Isolate every line in the data with the string "naître" and copy it.

Records from a data collection:
START

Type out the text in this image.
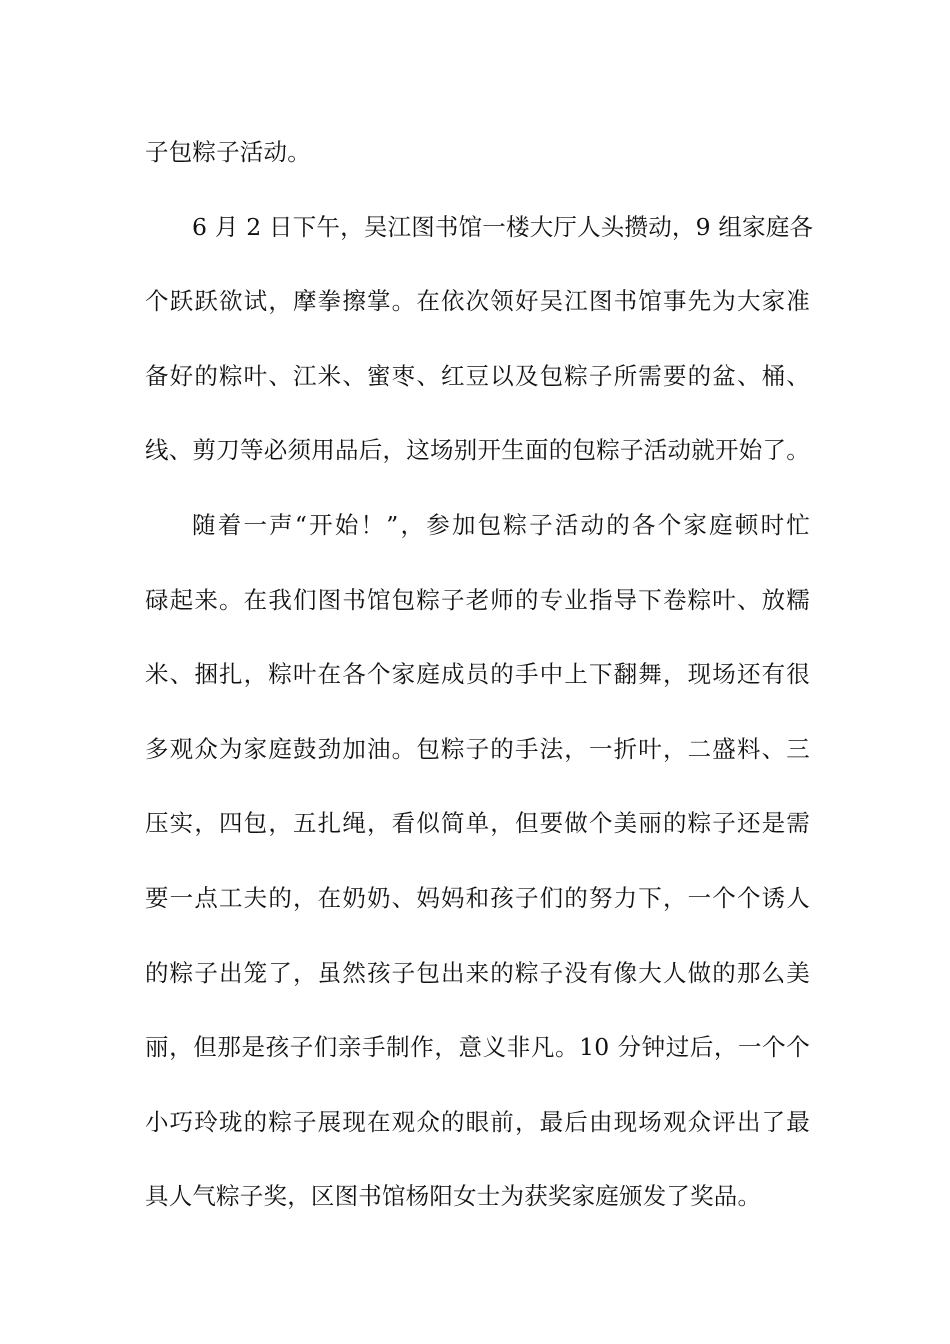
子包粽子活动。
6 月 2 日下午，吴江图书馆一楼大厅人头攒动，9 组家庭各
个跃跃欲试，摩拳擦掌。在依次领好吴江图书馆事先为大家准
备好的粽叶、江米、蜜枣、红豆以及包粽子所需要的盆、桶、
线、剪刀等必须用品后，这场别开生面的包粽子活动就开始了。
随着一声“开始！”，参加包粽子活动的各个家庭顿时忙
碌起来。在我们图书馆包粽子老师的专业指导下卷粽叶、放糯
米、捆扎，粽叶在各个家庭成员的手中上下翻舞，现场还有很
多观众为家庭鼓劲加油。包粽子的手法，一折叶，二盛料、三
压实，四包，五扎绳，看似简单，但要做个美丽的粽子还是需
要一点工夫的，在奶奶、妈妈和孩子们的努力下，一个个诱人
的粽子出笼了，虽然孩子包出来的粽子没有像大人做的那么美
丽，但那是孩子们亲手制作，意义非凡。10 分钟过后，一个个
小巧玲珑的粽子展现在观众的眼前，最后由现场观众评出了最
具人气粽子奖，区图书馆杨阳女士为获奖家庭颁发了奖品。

END
START

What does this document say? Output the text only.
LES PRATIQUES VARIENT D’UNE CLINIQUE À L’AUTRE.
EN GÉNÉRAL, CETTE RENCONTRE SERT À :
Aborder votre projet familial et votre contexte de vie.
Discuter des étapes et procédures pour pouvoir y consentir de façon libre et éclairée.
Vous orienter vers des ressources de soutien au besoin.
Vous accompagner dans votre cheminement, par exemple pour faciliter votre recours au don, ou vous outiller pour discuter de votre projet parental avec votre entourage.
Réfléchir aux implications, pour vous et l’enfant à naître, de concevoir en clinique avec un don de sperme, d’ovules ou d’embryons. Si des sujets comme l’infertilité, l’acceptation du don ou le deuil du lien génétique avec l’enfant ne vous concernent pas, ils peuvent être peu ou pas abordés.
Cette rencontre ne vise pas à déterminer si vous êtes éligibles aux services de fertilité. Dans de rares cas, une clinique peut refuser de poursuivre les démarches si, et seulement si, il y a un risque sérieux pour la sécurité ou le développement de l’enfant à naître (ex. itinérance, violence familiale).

END

> The output:
Réfléchir aux implications, pour vous et l’enfant à naître, de concevoir en clinique avec un don de sperme, d’ovules ou d’embryons. Si des sujets comme l’infertilité, l’acceptation du don ou le deuil du lien génétique avec l’enfant ne vous concernent pas, ils peuvent être peu ou pas abordés.
Cette rencontre ne vise pas à déterminer si vous êtes éligibles aux services de fertilité. Dans de rares cas, une clinique peut refuser de poursuivre les démarches si, et seulement si, il y a un risque sérieux pour la sécurité ou le développement de l’enfant à naître (ex. itinérance, violence familiale).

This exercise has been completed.